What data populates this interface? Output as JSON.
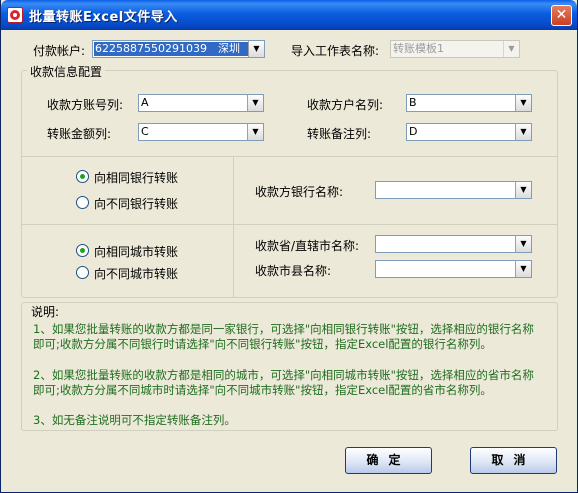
{
  "window": {
    "title": "批量转账Excel文件导入",
    "close_label": "✕"
  },
  "top": {
    "account_label": "付款帐户:",
    "account_number": "6225887550291039",
    "account_city": "深圳",
    "worksheet_label": "导入工作表名称:",
    "worksheet_value": "转账模板1"
  },
  "config": {
    "group_title": "收款信息配置",
    "payee_account_label": "收款方账号列:",
    "payee_account_value": "A",
    "payee_name_label": "收款方户名列:",
    "payee_name_value": "B",
    "amount_label": "转账金额列:",
    "amount_value": "C",
    "remark_label": "转账备注列:",
    "remark_value": "D",
    "same_bank_label": "向相同银行转账",
    "diff_bank_label": "向不同银行转账",
    "bank_name_label": "收款方银行名称:",
    "bank_name_value": "",
    "same_city_label": "向相同城市转账",
    "diff_city_label": "向不同城市转账",
    "province_label": "收款省/直辖市名称:",
    "province_value": "",
    "city_label": "收款市县名称:",
    "city_value": ""
  },
  "notes": {
    "title": "说明:",
    "items": [
      "1、如果您批量转账的收款方都是同一家银行，可选择\"向相同银行转账\"按钮，选择相应的银行名称即可;收款方分属不同银行时请选择\"向不同银行转账\"按钮，指定Excel配置的银行名称列。",
      "2、如果您批量转账的收款方都是相同的城市，可选择\"向相同城市转账\"按钮，选择相应的省市名称即可;收款方分属不同城市时请选择\"向不同城市转账\"按钮，指定Excel配置的省市名称列。",
      "3、如无备注说明可不指定转账备注列。"
    ]
  },
  "buttons": {
    "ok": "确定",
    "cancel": "取消"
  }
}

## Aim of the exercise
Extract all lines of the records above that include "向相同城市转账".

## Full response
    "same_city_label": "向相同城市转账",
      "2、如果您批量转账的收款方都是相同的城市，可选择\"向相同城市转账\"按钮，选择相应的省市名称即可;收款方分属不同城市时请选择\"向不同城市转账\"按钮，指定Excel配置的省市名称列。",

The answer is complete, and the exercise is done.